## start

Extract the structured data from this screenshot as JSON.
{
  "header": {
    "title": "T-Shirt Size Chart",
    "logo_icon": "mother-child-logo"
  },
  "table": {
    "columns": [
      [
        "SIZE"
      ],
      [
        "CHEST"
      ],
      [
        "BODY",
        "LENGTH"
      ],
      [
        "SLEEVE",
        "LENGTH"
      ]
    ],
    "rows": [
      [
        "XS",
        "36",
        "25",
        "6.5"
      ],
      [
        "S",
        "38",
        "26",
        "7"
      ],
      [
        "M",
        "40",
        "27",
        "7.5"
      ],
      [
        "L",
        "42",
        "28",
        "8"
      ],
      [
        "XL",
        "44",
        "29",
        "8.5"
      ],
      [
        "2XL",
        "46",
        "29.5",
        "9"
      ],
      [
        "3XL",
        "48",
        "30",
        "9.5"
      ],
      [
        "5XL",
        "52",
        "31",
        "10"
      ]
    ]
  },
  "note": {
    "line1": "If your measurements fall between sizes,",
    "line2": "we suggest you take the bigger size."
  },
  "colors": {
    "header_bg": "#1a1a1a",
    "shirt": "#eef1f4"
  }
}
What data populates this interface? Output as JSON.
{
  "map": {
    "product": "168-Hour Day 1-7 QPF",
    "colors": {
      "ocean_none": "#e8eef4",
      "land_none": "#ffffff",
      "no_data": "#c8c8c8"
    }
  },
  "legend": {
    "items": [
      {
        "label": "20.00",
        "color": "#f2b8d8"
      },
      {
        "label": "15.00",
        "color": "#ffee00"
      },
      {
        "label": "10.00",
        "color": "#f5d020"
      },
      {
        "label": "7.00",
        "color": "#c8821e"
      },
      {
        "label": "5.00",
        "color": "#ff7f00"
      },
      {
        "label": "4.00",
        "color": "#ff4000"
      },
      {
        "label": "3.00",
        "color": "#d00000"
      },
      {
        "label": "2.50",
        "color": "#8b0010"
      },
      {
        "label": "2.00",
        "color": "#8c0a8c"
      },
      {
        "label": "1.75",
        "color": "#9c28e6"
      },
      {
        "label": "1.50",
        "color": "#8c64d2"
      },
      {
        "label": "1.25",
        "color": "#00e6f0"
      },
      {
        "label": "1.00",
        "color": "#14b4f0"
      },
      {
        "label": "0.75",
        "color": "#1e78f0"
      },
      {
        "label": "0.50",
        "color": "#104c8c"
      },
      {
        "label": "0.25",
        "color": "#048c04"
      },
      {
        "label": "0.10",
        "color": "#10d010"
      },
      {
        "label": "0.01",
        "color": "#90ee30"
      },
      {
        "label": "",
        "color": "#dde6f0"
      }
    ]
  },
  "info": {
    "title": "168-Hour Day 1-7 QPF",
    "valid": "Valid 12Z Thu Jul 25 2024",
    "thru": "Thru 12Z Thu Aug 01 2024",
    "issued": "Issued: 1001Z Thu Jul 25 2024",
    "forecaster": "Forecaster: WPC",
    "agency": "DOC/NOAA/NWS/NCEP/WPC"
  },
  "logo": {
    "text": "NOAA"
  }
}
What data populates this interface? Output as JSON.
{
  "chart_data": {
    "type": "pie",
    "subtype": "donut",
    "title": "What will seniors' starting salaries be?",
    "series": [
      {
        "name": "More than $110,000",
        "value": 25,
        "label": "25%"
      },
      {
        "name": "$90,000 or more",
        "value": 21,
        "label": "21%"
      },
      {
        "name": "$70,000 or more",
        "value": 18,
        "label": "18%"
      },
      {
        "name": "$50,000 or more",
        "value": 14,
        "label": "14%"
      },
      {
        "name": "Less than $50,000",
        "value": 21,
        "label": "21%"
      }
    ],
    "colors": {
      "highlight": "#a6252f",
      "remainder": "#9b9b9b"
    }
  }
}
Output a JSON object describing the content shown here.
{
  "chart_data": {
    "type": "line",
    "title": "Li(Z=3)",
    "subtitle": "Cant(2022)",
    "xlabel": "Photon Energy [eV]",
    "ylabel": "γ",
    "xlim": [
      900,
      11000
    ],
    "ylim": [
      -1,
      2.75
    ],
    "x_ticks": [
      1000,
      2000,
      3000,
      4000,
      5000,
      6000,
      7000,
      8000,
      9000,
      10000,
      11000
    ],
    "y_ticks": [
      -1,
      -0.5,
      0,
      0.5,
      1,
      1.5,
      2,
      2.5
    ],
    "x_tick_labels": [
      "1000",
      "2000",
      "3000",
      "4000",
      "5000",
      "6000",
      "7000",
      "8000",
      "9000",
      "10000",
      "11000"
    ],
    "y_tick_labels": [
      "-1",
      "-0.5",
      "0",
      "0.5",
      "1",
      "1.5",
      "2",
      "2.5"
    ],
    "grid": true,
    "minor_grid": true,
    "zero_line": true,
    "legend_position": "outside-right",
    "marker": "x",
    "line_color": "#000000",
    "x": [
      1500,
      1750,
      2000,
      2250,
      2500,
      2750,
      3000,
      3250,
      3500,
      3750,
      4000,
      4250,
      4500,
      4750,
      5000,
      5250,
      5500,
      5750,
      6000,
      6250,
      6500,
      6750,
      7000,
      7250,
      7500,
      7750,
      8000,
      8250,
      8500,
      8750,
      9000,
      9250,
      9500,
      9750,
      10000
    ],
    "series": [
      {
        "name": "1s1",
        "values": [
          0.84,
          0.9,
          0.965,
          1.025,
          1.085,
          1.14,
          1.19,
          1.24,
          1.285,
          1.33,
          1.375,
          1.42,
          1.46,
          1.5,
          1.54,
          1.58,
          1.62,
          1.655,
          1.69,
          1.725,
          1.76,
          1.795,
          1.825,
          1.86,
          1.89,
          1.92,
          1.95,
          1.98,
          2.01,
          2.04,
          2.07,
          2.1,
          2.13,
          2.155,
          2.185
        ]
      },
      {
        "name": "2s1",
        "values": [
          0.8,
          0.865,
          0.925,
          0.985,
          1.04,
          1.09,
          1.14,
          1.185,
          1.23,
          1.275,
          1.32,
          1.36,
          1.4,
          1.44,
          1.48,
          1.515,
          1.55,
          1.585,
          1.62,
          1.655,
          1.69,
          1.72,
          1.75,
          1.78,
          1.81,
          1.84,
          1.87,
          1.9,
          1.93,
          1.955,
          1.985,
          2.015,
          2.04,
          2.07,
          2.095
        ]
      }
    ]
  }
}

## end

The records above must be repeated exactly, every one of them.

Extract the structured data from this screenshot as JSON.
{
  "header": {
    "title": "T-Shirt Size Chart",
    "logo_icon": "mother-child-logo"
  },
  "table": {
    "columns": [
      [
        "SIZE"
      ],
      [
        "CHEST"
      ],
      [
        "BODY",
        "LENGTH"
      ],
      [
        "SLEEVE",
        "LENGTH"
      ]
    ],
    "rows": [
      [
        "XS",
        "36",
        "25",
        "6.5"
      ],
      [
        "S",
        "38",
        "26",
        "7"
      ],
      [
        "M",
        "40",
        "27",
        "7.5"
      ],
      [
        "L",
        "42",
        "28",
        "8"
      ],
      [
        "XL",
        "44",
        "29",
        "8.5"
      ],
      [
        "2XL",
        "46",
        "29.5",
        "9"
      ],
      [
        "3XL",
        "48",
        "30",
        "9.5"
      ],
      [
        "5XL",
        "52",
        "31",
        "10"
      ]
    ]
  },
  "note": {
    "line1": "If your measurements fall between sizes,",
    "line2": "we suggest you take the bigger size."
  },
  "colors": {
    "header_bg": "#1a1a1a",
    "shirt": "#eef1f4"
  }
}
What data populates this interface? Output as JSON.
{
  "map": {
    "product": "168-Hour Day 1-7 QPF",
    "colors": {
      "ocean_none": "#e8eef4",
      "land_none": "#ffffff",
      "no_data": "#c8c8c8"
    }
  },
  "legend": {
    "items": [
      {
        "label": "20.00",
        "color": "#f2b8d8"
      },
      {
        "label": "15.00",
        "color": "#ffee00"
      },
      {
        "label": "10.00",
        "color": "#f5d020"
      },
      {
        "label": "7.00",
        "color": "#c8821e"
      },
      {
        "label": "5.00",
        "color": "#ff7f00"
      },
      {
        "label": "4.00",
        "color": "#ff4000"
      },
      {
        "label": "3.00",
        "color": "#d00000"
      },
      {
        "label": "2.50",
        "color": "#8b0010"
      },
      {
        "label": "2.00",
        "color": "#8c0a8c"
      },
      {
        "label": "1.75",
        "color": "#9c28e6"
      },
      {
        "label": "1.50",
        "color": "#8c64d2"
      },
      {
        "label": "1.25",
        "color": "#00e6f0"
      },
      {
        "label": "1.00",
        "color": "#14b4f0"
      },
      {
        "label": "0.75",
        "color": "#1e78f0"
      },
      {
        "label": "0.50",
        "color": "#104c8c"
      },
      {
        "label": "0.25",
        "color": "#048c04"
      },
      {
        "label": "0.10",
        "color": "#10d010"
      },
      {
        "label": "0.01",
        "color": "#90ee30"
      },
      {
        "label": "",
        "color": "#dde6f0"
      }
    ]
  },
  "info": {
    "title": "168-Hour Day 1-7 QPF",
    "valid": "Valid 12Z Thu Jul 25 2024",
    "thru": "Thru 12Z Thu Aug 01 2024",
    "issued": "Issued: 1001Z Thu Jul 25 2024",
    "forecaster": "Forecaster: WPC",
    "agency": "DOC/NOAA/NWS/NCEP/WPC"
  },
  "logo": {
    "text": "NOAA"
  }
}
What data populates this interface? Output as JSON.
{
  "chart_data": {
    "type": "pie",
    "subtype": "donut",
    "title": "What will seniors' starting salaries be?",
    "series": [
      {
        "name": "More than $110,000",
        "value": 25,
        "label": "25%"
      },
      {
        "name": "$90,000 or more",
        "value": 21,
        "label": "21%"
      },
      {
        "name": "$70,000 or more",
        "value": 18,
        "label": "18%"
      },
      {
        "name": "$50,000 or more",
        "value": 14,
        "label": "14%"
      },
      {
        "name": "Less than $50,000",
        "value": 21,
        "label": "21%"
      }
    ],
    "colors": {
      "highlight": "#a6252f",
      "remainder": "#9b9b9b"
    }
  }
}
Output a JSON object describing the content shown here.
{
  "chart_data": {
    "type": "line",
    "title": "Li(Z=3)",
    "subtitle": "Cant(2022)",
    "xlabel": "Photon Energy [eV]",
    "ylabel": "γ",
    "xlim": [
      900,
      11000
    ],
    "ylim": [
      -1,
      2.75
    ],
    "x_ticks": [
      1000,
      2000,
      3000,
      4000,
      5000,
      6000,
      7000,
      8000,
      9000,
      10000,
      11000
    ],
    "y_ticks": [
      -1,
      -0.5,
      0,
      0.5,
      1,
      1.5,
      2,
      2.5
    ],
    "x_tick_labels": [
      "1000",
      "2000",
      "3000",
      "4000",
      "5000",
      "6000",
      "7000",
      "8000",
      "9000",
      "10000",
      "11000"
    ],
    "y_tick_labels": [
      "-1",
      "-0.5",
      "0",
      "0.5",
      "1",
      "1.5",
      "2",
      "2.5"
    ],
    "grid": true,
    "minor_grid": true,
    "zero_line": true,
    "legend_position": "outside-right",
    "marker": "x",
    "line_color": "#000000",
    "x": [
      1500,
      1750,
      2000,
      2250,
      2500,
      2750,
      3000,
      3250,
      3500,
      3750,
      4000,
      4250,
      4500,
      4750,
      5000,
      5250,
      5500,
      5750,
      6000,
      6250,
      6500,
      6750,
      7000,
      7250,
      7500,
      7750,
      8000,
      8250,
      8500,
      8750,
      9000,
      9250,
      9500,
      9750,
      10000
    ],
    "series": [
      {
        "name": "1s1",
        "values": [
          0.84,
          0.9,
          0.965,
          1.025,
          1.085,
          1.14,
          1.19,
          1.24,
          1.285,
          1.33,
          1.375,
          1.42,
          1.46,
          1.5,
          1.54,
          1.58,
          1.62,
          1.655,
          1.69,
          1.725,
          1.76,
          1.795,
          1.825,
          1.86,
          1.89,
          1.92,
          1.95,
          1.98,
          2.01,
          2.04,
          2.07,
          2.1,
          2.13,
          2.155,
          2.185
        ]
      },
      {
        "name": "2s1",
        "values": [
          0.8,
          0.865,
          0.925,
          0.985,
          1.04,
          1.09,
          1.14,
          1.185,
          1.23,
          1.275,
          1.32,
          1.36,
          1.4,
          1.44,
          1.48,
          1.515,
          1.55,
          1.585,
          1.62,
          1.655,
          1.69,
          1.72,
          1.75,
          1.78,
          1.81,
          1.84,
          1.87,
          1.9,
          1.93,
          1.955,
          1.985,
          2.015,
          2.04,
          2.07,
          2.095
        ]
      }
    ]
  }
}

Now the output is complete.